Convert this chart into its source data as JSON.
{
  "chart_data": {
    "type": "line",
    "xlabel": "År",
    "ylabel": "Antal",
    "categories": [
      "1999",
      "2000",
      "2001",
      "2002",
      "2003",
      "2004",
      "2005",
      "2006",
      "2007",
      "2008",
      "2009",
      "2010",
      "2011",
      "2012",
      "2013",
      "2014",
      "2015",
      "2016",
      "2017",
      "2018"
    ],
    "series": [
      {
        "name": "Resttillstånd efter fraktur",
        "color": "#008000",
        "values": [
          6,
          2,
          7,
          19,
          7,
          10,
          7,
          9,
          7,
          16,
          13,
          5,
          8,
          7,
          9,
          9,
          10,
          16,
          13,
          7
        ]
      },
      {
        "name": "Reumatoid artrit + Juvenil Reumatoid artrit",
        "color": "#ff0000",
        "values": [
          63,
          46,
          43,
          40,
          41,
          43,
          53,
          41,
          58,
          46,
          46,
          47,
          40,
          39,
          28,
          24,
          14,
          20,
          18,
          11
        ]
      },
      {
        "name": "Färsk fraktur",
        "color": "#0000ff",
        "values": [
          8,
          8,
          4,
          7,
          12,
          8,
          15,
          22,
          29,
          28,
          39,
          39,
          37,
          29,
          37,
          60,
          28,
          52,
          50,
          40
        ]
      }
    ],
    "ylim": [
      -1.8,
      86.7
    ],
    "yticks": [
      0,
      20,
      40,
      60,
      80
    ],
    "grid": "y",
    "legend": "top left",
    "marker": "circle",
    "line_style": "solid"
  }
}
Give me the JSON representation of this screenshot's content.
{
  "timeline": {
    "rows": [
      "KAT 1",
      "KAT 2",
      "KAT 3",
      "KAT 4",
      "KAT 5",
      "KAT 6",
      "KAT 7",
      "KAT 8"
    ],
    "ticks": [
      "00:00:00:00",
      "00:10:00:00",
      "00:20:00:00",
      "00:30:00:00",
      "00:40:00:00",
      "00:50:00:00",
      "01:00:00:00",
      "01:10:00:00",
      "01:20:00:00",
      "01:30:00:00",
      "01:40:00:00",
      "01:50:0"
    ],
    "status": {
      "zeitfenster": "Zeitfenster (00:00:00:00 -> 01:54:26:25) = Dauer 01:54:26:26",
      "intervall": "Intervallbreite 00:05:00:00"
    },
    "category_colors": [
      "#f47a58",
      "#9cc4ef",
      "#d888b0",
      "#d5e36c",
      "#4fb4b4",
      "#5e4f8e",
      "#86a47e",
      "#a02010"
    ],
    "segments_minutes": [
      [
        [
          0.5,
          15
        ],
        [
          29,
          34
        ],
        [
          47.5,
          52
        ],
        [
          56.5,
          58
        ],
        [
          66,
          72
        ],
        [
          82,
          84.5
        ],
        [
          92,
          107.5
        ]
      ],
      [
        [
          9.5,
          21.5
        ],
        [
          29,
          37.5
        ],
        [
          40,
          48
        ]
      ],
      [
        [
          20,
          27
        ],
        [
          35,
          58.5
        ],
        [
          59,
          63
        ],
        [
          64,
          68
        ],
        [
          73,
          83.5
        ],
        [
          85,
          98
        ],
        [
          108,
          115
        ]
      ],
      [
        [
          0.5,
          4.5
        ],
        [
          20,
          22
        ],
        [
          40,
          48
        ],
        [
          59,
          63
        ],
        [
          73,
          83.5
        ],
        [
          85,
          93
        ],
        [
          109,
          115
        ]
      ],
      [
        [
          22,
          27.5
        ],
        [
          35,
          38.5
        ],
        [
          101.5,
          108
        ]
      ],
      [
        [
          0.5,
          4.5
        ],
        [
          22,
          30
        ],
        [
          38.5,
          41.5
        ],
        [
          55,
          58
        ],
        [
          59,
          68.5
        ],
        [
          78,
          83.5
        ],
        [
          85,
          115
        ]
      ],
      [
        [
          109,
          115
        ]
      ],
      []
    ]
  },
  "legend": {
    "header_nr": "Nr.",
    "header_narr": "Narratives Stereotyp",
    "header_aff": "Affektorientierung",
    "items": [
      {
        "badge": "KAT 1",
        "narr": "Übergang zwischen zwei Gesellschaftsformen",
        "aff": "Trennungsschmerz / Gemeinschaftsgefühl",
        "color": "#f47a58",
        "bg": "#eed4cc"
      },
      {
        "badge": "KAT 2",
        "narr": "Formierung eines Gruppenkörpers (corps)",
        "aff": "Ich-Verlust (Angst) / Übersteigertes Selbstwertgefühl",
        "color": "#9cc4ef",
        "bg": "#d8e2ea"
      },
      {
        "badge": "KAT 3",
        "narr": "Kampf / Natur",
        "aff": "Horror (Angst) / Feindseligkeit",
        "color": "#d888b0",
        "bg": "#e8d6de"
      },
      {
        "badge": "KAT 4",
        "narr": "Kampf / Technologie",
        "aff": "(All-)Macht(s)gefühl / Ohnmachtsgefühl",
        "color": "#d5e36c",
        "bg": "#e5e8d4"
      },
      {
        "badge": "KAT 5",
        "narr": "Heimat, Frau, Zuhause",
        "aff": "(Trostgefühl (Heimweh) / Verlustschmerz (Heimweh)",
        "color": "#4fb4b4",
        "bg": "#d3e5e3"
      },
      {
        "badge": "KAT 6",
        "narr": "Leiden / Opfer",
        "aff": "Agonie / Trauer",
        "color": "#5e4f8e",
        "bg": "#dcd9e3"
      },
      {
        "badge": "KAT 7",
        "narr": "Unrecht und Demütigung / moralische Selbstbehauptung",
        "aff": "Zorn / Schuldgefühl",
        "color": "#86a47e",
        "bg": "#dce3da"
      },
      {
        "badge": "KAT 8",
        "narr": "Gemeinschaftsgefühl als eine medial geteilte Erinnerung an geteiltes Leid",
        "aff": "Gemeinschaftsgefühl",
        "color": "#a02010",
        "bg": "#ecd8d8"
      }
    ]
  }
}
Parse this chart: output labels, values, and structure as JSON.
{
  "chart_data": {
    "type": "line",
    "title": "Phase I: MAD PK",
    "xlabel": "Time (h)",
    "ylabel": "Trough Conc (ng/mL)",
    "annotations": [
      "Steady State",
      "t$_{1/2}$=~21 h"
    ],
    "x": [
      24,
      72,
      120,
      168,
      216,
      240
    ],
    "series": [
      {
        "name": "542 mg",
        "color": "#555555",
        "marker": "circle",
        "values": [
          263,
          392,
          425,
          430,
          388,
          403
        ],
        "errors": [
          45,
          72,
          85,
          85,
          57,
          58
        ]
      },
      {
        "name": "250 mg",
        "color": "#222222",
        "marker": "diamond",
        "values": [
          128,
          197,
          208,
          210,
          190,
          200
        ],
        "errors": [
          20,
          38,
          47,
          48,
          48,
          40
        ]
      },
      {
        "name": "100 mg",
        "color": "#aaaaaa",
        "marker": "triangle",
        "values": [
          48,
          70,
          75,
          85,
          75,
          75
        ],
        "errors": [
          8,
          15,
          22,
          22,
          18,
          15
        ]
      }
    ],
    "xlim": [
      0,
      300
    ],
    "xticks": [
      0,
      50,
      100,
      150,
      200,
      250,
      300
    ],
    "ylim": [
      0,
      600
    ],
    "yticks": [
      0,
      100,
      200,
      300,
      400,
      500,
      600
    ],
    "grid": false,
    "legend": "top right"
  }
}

· · · ·

### TASK REQUIREMENTS
Restate the whole listing exactly, leaving out nothing.

### FULL OUTPUT
Convert this chart into its source data as JSON.
{
  "chart_data": {
    "type": "line",
    "xlabel": "År",
    "ylabel": "Antal",
    "categories": [
      "1999",
      "2000",
      "2001",
      "2002",
      "2003",
      "2004",
      "2005",
      "2006",
      "2007",
      "2008",
      "2009",
      "2010",
      "2011",
      "2012",
      "2013",
      "2014",
      "2015",
      "2016",
      "2017",
      "2018"
    ],
    "series": [
      {
        "name": "Resttillstånd efter fraktur",
        "color": "#008000",
        "values": [
          6,
          2,
          7,
          19,
          7,
          10,
          7,
          9,
          7,
          16,
          13,
          5,
          8,
          7,
          9,
          9,
          10,
          16,
          13,
          7
        ]
      },
      {
        "name": "Reumatoid artrit + Juvenil Reumatoid artrit",
        "color": "#ff0000",
        "values": [
          63,
          46,
          43,
          40,
          41,
          43,
          53,
          41,
          58,
          46,
          46,
          47,
          40,
          39,
          28,
          24,
          14,
          20,
          18,
          11
        ]
      },
      {
        "name": "Färsk fraktur",
        "color": "#0000ff",
        "values": [
          8,
          8,
          4,
          7,
          12,
          8,
          15,
          22,
          29,
          28,
          39,
          39,
          37,
          29,
          37,
          60,
          28,
          52,
          50,
          40
        ]
      }
    ],
    "ylim": [
      -1.8,
      86.7
    ],
    "yticks": [
      0,
      20,
      40,
      60,
      80
    ],
    "grid": "y",
    "legend": "top left",
    "marker": "circle",
    "line_style": "solid"
  }
}
Give me the JSON representation of this screenshot's content.
{
  "timeline": {
    "rows": [
      "KAT 1",
      "KAT 2",
      "KAT 3",
      "KAT 4",
      "KAT 5",
      "KAT 6",
      "KAT 7",
      "KAT 8"
    ],
    "ticks": [
      "00:00:00:00",
      "00:10:00:00",
      "00:20:00:00",
      "00:30:00:00",
      "00:40:00:00",
      "00:50:00:00",
      "01:00:00:00",
      "01:10:00:00",
      "01:20:00:00",
      "01:30:00:00",
      "01:40:00:00",
      "01:50:0"
    ],
    "status": {
      "zeitfenster": "Zeitfenster (00:00:00:00 -> 01:54:26:25) = Dauer 01:54:26:26",
      "intervall": "Intervallbreite 00:05:00:00"
    },
    "category_colors": [
      "#f47a58",
      "#9cc4ef",
      "#d888b0",
      "#d5e36c",
      "#4fb4b4",
      "#5e4f8e",
      "#86a47e",
      "#a02010"
    ],
    "segments_minutes": [
      [
        [
          0.5,
          15
        ],
        [
          29,
          34
        ],
        [
          47.5,
          52
        ],
        [
          56.5,
          58
        ],
        [
          66,
          72
        ],
        [
          82,
          84.5
        ],
        [
          92,
          107.5
        ]
      ],
      [
        [
          9.5,
          21.5
        ],
        [
          29,
          37.5
        ],
        [
          40,
          48
        ]
      ],
      [
        [
          20,
          27
        ],
        [
          35,
          58.5
        ],
        [
          59,
          63
        ],
        [
          64,
          68
        ],
        [
          73,
          83.5
        ],
        [
          85,
          98
        ],
        [
          108,
          115
        ]
      ],
      [
        [
          0.5,
          4.5
        ],
        [
          20,
          22
        ],
        [
          40,
          48
        ],
        [
          59,
          63
        ],
        [
          73,
          83.5
        ],
        [
          85,
          93
        ],
        [
          109,
          115
        ]
      ],
      [
        [
          22,
          27.5
        ],
        [
          35,
          38.5
        ],
        [
          101.5,
          108
        ]
      ],
      [
        [
          0.5,
          4.5
        ],
        [
          22,
          30
        ],
        [
          38.5,
          41.5
        ],
        [
          55,
          58
        ],
        [
          59,
          68.5
        ],
        [
          78,
          83.5
        ],
        [
          85,
          115
        ]
      ],
      [
        [
          109,
          115
        ]
      ],
      []
    ]
  },
  "legend": {
    "header_nr": "Nr.",
    "header_narr": "Narratives Stereotyp",
    "header_aff": "Affektorientierung",
    "items": [
      {
        "badge": "KAT 1",
        "narr": "Übergang zwischen zwei Gesellschaftsformen",
        "aff": "Trennungsschmerz / Gemeinschaftsgefühl",
        "color": "#f47a58",
        "bg": "#eed4cc"
      },
      {
        "badge": "KAT 2",
        "narr": "Formierung eines Gruppenkörpers (corps)",
        "aff": "Ich-Verlust (Angst) / Übersteigertes Selbstwertgefühl",
        "color": "#9cc4ef",
        "bg": "#d8e2ea"
      },
      {
        "badge": "KAT 3",
        "narr": "Kampf / Natur",
        "aff": "Horror (Angst) / Feindseligkeit",
        "color": "#d888b0",
        "bg": "#e8d6de"
      },
      {
        "badge": "KAT 4",
        "narr": "Kampf / Technologie",
        "aff": "(All-)Macht(s)gefühl / Ohnmachtsgefühl",
        "color": "#d5e36c",
        "bg": "#e5e8d4"
      },
      {
        "badge": "KAT 5",
        "narr": "Heimat, Frau, Zuhause",
        "aff": "(Trostgefühl (Heimweh) / Verlustschmerz (Heimweh)",
        "color": "#4fb4b4",
        "bg": "#d3e5e3"
      },
      {
        "badge": "KAT 6",
        "narr": "Leiden / Opfer",
        "aff": "Agonie / Trauer",
        "color": "#5e4f8e",
        "bg": "#dcd9e3"
      },
      {
        "badge": "KAT 7",
        "narr": "Unrecht und Demütigung / moralische Selbstbehauptung",
        "aff": "Zorn / Schuldgefühl",
        "color": "#86a47e",
        "bg": "#dce3da"
      },
      {
        "badge": "KAT 8",
        "narr": "Gemeinschaftsgefühl als eine medial geteilte Erinnerung an geteiltes Leid",
        "aff": "Gemeinschaftsgefühl",
        "color": "#a02010",
        "bg": "#ecd8d8"
      }
    ]
  }
}
Parse this chart: output labels, values, and structure as JSON.
{
  "chart_data": {
    "type": "line",
    "title": "Phase I: MAD PK",
    "xlabel": "Time (h)",
    "ylabel": "Trough Conc (ng/mL)",
    "annotations": [
      "Steady State",
      "t$_{1/2}$=~21 h"
    ],
    "x": [
      24,
      72,
      120,
      168,
      216,
      240
    ],
    "series": [
      {
        "name": "542 mg",
        "color": "#555555",
        "marker": "circle",
        "values": [
          263,
          392,
          425,
          430,
          388,
          403
        ],
        "errors": [
          45,
          72,
          85,
          85,
          57,
          58
        ]
      },
      {
        "name": "250 mg",
        "color": "#222222",
        "marker": "diamond",
        "values": [
          128,
          197,
          208,
          210,
          190,
          200
        ],
        "errors": [
          20,
          38,
          47,
          48,
          48,
          40
        ]
      },
      {
        "name": "100 mg",
        "color": "#aaaaaa",
        "marker": "triangle",
        "values": [
          48,
          70,
          75,
          85,
          75,
          75
        ],
        "errors": [
          8,
          15,
          22,
          22,
          18,
          15
        ]
      }
    ],
    "xlim": [
      0,
      300
    ],
    "xticks": [
      0,
      50,
      100,
      150,
      200,
      250,
      300
    ],
    "ylim": [
      0,
      600
    ],
    "yticks": [
      0,
      100,
      200,
      300,
      400,
      500,
      600
    ],
    "grid": false,
    "legend": "top right"
  }
}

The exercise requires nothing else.